- **Set task**: Could you recast the material below as a JSON list of strings, with one string per line and blank lines omitted?

- **Data section**:
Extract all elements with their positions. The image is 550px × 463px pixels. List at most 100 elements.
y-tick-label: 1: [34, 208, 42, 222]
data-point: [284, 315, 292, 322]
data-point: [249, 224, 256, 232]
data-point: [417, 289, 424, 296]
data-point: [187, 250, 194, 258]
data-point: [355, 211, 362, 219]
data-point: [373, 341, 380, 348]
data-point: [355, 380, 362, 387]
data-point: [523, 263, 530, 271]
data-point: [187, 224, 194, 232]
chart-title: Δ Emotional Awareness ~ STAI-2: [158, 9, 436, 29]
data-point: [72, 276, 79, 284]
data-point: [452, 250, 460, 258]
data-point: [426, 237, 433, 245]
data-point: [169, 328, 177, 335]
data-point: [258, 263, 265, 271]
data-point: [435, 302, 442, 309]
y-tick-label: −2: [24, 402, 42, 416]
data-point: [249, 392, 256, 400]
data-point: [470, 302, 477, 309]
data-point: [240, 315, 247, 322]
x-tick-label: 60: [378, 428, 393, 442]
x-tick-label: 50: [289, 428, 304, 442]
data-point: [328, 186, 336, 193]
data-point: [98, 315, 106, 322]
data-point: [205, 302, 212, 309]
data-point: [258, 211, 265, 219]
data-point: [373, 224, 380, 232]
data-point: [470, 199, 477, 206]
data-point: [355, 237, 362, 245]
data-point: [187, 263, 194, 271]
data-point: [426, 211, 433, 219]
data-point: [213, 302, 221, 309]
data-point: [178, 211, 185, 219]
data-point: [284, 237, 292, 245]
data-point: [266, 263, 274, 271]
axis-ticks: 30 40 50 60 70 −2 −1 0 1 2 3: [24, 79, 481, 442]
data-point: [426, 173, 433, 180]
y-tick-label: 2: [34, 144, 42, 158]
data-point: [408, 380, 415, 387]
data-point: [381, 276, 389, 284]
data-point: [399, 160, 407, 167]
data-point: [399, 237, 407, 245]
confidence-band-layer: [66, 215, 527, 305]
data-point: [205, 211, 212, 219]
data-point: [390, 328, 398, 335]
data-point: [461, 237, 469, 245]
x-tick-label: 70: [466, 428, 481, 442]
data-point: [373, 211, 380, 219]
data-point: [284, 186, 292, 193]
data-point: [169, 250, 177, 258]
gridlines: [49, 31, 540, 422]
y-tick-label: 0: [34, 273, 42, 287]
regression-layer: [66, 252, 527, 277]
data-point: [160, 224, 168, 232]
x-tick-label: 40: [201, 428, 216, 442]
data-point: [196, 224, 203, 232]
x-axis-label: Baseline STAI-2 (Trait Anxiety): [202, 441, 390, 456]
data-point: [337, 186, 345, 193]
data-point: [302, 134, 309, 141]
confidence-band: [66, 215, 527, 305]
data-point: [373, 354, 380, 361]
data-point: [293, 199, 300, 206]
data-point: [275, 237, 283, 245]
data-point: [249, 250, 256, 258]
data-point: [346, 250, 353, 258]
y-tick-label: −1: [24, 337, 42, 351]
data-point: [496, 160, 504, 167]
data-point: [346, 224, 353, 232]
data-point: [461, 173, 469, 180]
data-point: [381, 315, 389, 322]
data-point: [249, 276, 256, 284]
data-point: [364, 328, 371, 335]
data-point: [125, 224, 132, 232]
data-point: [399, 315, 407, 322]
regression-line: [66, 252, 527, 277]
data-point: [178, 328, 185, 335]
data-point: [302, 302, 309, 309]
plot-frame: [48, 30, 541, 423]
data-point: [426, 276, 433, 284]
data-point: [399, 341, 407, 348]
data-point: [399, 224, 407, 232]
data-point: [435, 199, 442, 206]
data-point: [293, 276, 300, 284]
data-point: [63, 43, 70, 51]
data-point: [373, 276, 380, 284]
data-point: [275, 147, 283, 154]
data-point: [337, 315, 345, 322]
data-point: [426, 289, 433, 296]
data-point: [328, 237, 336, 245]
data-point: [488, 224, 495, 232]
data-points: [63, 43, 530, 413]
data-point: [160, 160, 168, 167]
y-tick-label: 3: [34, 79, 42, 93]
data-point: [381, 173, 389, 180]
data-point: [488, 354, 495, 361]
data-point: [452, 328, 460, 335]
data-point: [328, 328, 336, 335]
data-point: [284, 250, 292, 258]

- **Answer to this task**:
[
  "Extract all elements with their positions. The image is 550px × 463px pixels. List at most 100 elements.",
  "y-tick-label: 1: [34, 208, 42, 222]",
  "data-point: [284, 315, 292, 322]",
  "data-point: [249, 224, 256, 232]",
  "data-point: [417, 289, 424, 296]",
  "data-point: [187, 250, 194, 258]",
  "data-point: [355, 211, 362, 219]",
  "data-point: [373, 341, 380, 348]",
  "data-point: [355, 380, 362, 387]",
  "data-point: [523, 263, 530, 271]",
  "data-point: [187, 224, 194, 232]",
  "chart-title: Δ Emotional Awareness ~ STAI-2: [158, 9, 436, 29]",
  "data-point: [72, 276, 79, 284]",
  "data-point: [452, 250, 460, 258]",
  "data-point: [426, 237, 433, 245]",
  "data-point: [169, 328, 177, 335]",
  "data-point: [258, 263, 265, 271]",
  "data-point: [435, 302, 442, 309]",
  "y-tick-label: −2: [24, 402, 42, 416]",
  "data-point: [249, 392, 256, 400]",
  "data-point: [470, 302, 477, 309]",
  "data-point: [240, 315, 247, 322]",
  "x-tick-label: 60: [378, 428, 393, 442]",
  "x-tick-label: 50: [289, 428, 304, 442]",
  "data-point: [328, 186, 336, 193]",
  "data-point: [98, 315, 106, 322]",
  "data-point: [205, 302, 212, 309]",
  "data-point: [258, 211, 265, 219]",
  "data-point: [373, 224, 380, 232]",
  "data-point: [470, 199, 477, 206]",
  "data-point: [355, 237, 362, 245]",
  "data-point: [187, 263, 194, 271]",
  "data-point: [426, 211, 433, 219]",
  "data-point: [213, 302, 221, 309]",
  "data-point: [178, 211, 185, 219]",
  "data-point: [284, 237, 292, 245]",
  "data-point: [266, 263, 274, 271]",
  "axis-ticks: 30 40 50 60 70 −2 −1 0 1 2 3: [24, 79, 481, 442]",
  "data-point: [426, 173, 433, 180]",
  "y-tick-label: 2: [34, 144, 42, 158]",
  "data-point: [408, 380, 415, 387]",
  "data-point: [381, 276, 389, 284]",
  "data-point: [399, 160, 407, 167]",
  "data-point: [399, 237, 407, 245]",
  "confidence-band-layer: [66, 215, 527, 305]",
  "data-point: [205, 211, 212, 219]",
  "data-point: [390, 328, 398, 335]",
  "data-point: [461, 237, 469, 245]",
  "x-tick-label: 70: [466, 428, 481, 442]",
  "data-point: [373, 211, 380, 219]",
  "data-point: [284, 186, 292, 193]",
  "data-point: [169, 250, 177, 258]",
  "gridlines: [49, 31, 540, 422]",
  "y-tick-label: 0: [34, 273, 42, 287]",
  "regression-layer: [66, 252, 527, 277]",
  "data-point: [160, 224, 168, 232]",
  "x-tick-label: 40: [201, 428, 216, 442]",
  "data-point: [196, 224, 203, 232]",
  "x-axis-label: Baseline STAI-2 (Trait Anxiety): [202, 441, 390, 456]",
  "data-point: [337, 186, 345, 193]",
  "data-point: [302, 134, 309, 141]",
  "confidence-band: [66, 215, 527, 305]",
  "data-point: [373, 354, 380, 361]",
  "data-point: [293, 199, 300, 206]",
  "data-point: [275, 237, 283, 245]",
  "data-point: [249, 250, 256, 258]",
  "data-point: [346, 250, 353, 258]",
  "y-tick-label: −1: [24, 337, 42, 351]",
  "data-point: [496, 160, 504, 167]",
  "data-point: [346, 224, 353, 232]",
  "data-point: [461, 173, 469, 180]",
  "data-point: [381, 315, 389, 322]",
  "data-point: [249, 276, 256, 284]",
  "data-point: [364, 328, 371, 335]",
  "data-point: [125, 224, 132, 232]",
  "data-point: [399, 315, 407, 322]",
  "regression-line: [66, 252, 527, 277]",
  "data-point: [178, 328, 185, 335]",
  "data-point: [302, 302, 309, 309]",
  "plot-frame: [48, 30, 541, 423]",
  "data-point: [426, 276, 433, 284]",
  "data-point: [399, 341, 407, 348]",
  "data-point: [399, 224, 407, 232]",
  "data-point: [435, 199, 442, 206]",
  "data-point: [293, 276, 300, 284]",
  "data-point: [63, 43, 70, 51]",
  "data-point: [373, 276, 380, 284]",
  "data-point: [275, 147, 283, 154]",
  "data-point: [337, 315, 345, 322]",
  "data-point: [426, 289, 433, 296]",
  "data-point: [328, 237, 336, 245]",
  "data-point: [488, 224, 495, 232]",
  "data-points: [63, 43, 530, 413]",
  "data-point: [160, 160, 168, 167]",
  "y-tick-label: 3: [34, 79, 42, 93]",
  "data-point: [381, 173, 389, 180]",
  "data-point: [488, 354, 495, 361]",
  "data-point: [452, 328, 460, 335]",
  "data-point: [328, 328, 336, 335]",
  "data-point: [284, 250, 292, 258]"
]